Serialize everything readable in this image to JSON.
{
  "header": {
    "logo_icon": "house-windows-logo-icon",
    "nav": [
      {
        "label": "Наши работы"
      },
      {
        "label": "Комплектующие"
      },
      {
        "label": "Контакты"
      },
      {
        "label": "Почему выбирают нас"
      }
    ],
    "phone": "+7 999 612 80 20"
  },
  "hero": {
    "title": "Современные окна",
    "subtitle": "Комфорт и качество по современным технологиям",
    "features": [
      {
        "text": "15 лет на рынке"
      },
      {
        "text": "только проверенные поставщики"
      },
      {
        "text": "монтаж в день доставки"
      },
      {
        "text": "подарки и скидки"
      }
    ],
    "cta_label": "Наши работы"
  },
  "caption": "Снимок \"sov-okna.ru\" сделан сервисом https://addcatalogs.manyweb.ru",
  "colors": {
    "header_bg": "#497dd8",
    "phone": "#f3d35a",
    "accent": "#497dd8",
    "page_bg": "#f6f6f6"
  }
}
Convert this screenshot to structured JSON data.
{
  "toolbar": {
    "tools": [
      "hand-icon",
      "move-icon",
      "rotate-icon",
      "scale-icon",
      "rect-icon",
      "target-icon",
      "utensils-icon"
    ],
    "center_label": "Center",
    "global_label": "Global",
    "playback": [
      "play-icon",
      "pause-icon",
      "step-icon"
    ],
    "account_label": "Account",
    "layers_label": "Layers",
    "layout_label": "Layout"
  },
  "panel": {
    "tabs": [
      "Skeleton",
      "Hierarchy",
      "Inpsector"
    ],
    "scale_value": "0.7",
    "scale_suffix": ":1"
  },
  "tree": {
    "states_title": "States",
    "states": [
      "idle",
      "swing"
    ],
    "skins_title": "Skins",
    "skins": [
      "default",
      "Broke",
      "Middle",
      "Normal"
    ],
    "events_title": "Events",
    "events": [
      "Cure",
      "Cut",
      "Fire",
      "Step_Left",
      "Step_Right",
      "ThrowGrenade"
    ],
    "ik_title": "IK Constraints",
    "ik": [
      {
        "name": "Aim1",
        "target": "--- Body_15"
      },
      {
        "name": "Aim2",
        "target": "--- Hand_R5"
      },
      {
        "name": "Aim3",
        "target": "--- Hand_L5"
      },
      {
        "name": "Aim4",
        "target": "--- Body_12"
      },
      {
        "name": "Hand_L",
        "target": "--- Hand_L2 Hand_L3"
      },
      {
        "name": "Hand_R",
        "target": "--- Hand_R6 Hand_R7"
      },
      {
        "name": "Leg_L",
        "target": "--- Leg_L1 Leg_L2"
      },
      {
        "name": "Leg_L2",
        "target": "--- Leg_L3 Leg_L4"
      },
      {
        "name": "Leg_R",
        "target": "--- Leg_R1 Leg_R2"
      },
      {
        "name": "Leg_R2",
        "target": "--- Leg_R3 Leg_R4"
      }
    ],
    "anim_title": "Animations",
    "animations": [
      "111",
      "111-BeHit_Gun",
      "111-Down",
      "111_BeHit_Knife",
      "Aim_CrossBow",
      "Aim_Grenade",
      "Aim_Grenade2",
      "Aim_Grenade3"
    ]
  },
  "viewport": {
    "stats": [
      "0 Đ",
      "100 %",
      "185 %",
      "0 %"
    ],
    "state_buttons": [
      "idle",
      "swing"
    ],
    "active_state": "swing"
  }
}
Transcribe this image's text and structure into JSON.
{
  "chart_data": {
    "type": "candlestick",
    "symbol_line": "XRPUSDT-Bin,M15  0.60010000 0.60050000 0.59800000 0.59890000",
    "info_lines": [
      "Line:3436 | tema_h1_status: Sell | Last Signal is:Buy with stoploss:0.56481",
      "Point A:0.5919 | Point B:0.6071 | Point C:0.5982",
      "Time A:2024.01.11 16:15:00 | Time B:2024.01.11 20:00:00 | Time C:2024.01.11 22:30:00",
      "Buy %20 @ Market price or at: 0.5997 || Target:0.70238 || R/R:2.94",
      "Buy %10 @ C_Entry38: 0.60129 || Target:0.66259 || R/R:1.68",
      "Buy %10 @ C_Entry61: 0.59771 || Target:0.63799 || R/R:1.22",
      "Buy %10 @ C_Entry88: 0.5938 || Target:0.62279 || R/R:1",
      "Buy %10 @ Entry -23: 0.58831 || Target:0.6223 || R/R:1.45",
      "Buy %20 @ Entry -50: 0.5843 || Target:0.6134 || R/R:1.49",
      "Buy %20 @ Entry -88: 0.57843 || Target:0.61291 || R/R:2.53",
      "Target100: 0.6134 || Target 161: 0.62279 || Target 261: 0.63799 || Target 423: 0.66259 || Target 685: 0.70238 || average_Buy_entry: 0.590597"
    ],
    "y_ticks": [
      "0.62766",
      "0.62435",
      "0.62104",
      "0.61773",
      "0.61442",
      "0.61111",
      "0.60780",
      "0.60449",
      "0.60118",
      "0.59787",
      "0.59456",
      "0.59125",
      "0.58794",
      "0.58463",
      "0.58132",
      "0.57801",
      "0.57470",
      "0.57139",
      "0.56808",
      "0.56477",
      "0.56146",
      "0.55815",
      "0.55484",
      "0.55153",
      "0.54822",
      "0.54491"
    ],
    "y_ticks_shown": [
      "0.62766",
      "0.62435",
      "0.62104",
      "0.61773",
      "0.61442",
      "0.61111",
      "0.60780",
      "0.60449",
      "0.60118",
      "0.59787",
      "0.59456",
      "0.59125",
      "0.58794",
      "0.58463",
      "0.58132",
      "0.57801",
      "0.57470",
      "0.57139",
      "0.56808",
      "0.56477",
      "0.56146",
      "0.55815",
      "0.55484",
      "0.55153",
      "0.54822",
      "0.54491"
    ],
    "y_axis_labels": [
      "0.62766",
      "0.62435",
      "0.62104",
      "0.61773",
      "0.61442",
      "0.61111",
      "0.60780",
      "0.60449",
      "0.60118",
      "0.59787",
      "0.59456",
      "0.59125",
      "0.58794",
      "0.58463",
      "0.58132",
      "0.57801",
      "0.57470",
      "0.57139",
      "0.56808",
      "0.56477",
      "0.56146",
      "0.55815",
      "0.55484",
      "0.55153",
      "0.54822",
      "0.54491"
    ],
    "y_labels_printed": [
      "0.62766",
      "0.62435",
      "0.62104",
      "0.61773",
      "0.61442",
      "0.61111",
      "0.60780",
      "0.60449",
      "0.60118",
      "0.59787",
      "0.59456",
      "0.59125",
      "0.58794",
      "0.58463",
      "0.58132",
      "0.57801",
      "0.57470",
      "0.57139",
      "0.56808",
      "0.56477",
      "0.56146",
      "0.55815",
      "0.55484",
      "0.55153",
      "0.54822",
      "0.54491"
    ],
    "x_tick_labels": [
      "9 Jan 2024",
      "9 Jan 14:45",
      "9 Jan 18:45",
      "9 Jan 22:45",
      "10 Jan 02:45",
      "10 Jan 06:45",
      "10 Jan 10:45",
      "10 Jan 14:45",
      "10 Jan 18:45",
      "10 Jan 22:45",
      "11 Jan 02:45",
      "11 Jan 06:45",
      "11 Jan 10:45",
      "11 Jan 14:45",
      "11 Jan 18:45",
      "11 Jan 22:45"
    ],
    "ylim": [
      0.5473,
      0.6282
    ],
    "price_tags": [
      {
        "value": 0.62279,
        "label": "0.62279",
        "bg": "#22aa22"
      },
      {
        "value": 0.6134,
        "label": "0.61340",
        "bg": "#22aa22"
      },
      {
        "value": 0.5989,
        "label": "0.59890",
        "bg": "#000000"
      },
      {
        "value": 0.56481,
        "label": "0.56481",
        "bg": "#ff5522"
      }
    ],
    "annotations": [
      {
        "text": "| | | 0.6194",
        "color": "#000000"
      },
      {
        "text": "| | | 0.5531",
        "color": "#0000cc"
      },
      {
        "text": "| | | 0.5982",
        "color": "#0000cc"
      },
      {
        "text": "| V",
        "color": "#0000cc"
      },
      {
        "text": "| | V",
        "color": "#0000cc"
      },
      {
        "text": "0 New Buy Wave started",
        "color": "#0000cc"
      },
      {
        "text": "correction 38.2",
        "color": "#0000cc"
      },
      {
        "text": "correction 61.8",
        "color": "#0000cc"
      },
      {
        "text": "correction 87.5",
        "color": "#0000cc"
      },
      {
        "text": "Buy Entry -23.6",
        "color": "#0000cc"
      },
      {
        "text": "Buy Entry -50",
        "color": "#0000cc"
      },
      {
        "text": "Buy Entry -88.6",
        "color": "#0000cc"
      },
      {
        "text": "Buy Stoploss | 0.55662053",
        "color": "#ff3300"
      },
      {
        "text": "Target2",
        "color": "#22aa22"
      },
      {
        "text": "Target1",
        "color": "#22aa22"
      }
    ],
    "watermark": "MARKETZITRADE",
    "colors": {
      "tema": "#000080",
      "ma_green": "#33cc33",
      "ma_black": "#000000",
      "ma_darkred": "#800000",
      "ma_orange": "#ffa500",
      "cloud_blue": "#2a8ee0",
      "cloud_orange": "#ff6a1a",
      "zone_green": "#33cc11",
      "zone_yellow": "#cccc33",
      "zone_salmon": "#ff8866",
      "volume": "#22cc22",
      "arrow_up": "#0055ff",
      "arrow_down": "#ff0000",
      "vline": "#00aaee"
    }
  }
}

......

■ Instruction
Show every line above in which the word "name" occurs.

■ Exercise response
        "name": "Aim1",
        "name": "Aim2",
        "name": "Aim3",
        "name": "Aim4",
        "name": "Hand_L",
        "name": "Hand_R",
        "name": "Leg_L",
        "name": "Leg_L2",
        "name": "Leg_R",
        "name": "Leg_R2",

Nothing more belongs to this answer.